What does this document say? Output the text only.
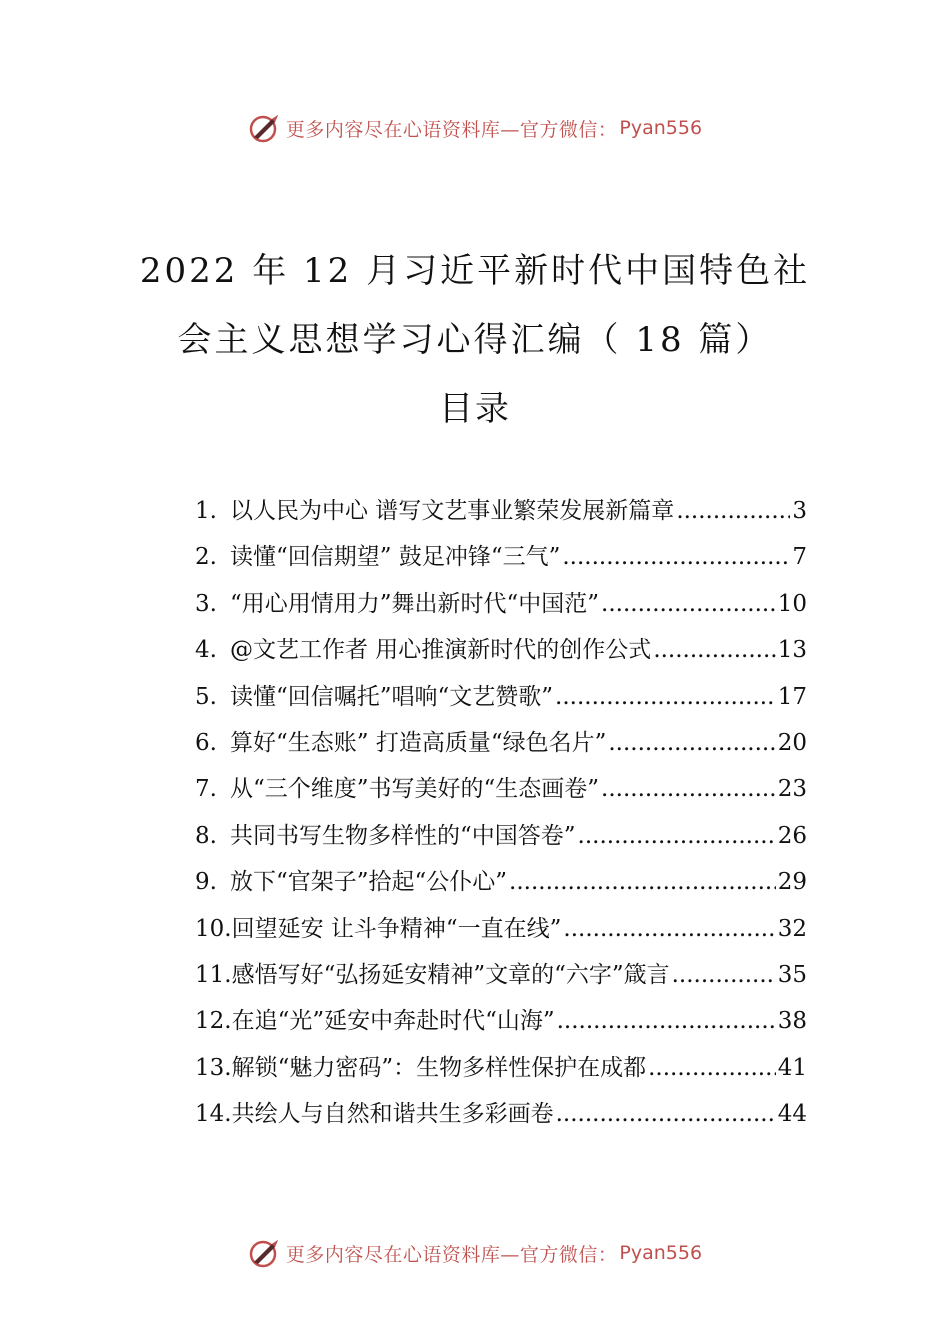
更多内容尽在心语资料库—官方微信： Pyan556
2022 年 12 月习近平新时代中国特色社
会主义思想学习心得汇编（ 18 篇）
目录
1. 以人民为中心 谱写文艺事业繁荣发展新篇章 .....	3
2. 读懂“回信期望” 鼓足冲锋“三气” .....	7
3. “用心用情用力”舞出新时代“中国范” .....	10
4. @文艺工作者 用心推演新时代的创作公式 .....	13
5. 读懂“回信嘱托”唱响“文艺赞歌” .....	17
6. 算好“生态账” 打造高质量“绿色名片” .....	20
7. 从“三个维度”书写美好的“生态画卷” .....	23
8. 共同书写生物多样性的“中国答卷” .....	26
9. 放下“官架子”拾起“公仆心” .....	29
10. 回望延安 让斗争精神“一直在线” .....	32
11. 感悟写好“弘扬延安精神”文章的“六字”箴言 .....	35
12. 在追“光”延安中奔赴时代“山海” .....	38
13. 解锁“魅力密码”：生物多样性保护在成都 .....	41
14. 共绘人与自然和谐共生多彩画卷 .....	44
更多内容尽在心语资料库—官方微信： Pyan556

--

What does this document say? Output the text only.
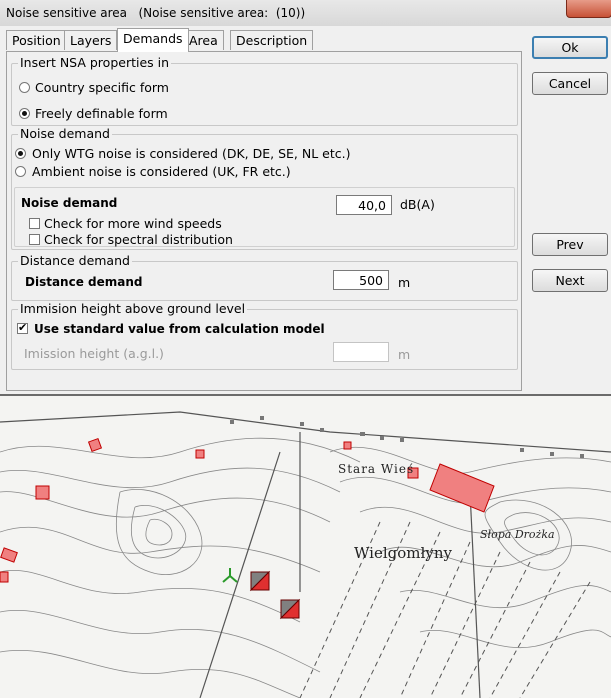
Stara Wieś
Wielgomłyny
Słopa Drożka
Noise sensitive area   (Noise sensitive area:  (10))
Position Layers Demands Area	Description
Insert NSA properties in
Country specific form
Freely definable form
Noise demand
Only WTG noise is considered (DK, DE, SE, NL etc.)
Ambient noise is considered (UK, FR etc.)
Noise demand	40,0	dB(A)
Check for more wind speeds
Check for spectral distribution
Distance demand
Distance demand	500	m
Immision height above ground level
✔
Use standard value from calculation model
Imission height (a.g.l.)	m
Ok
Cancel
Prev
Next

--

Pick out the lines containing the string "form" and show them.

SOLUTION FOR THIS EXERCISE ::
Country specific form
Freely definable form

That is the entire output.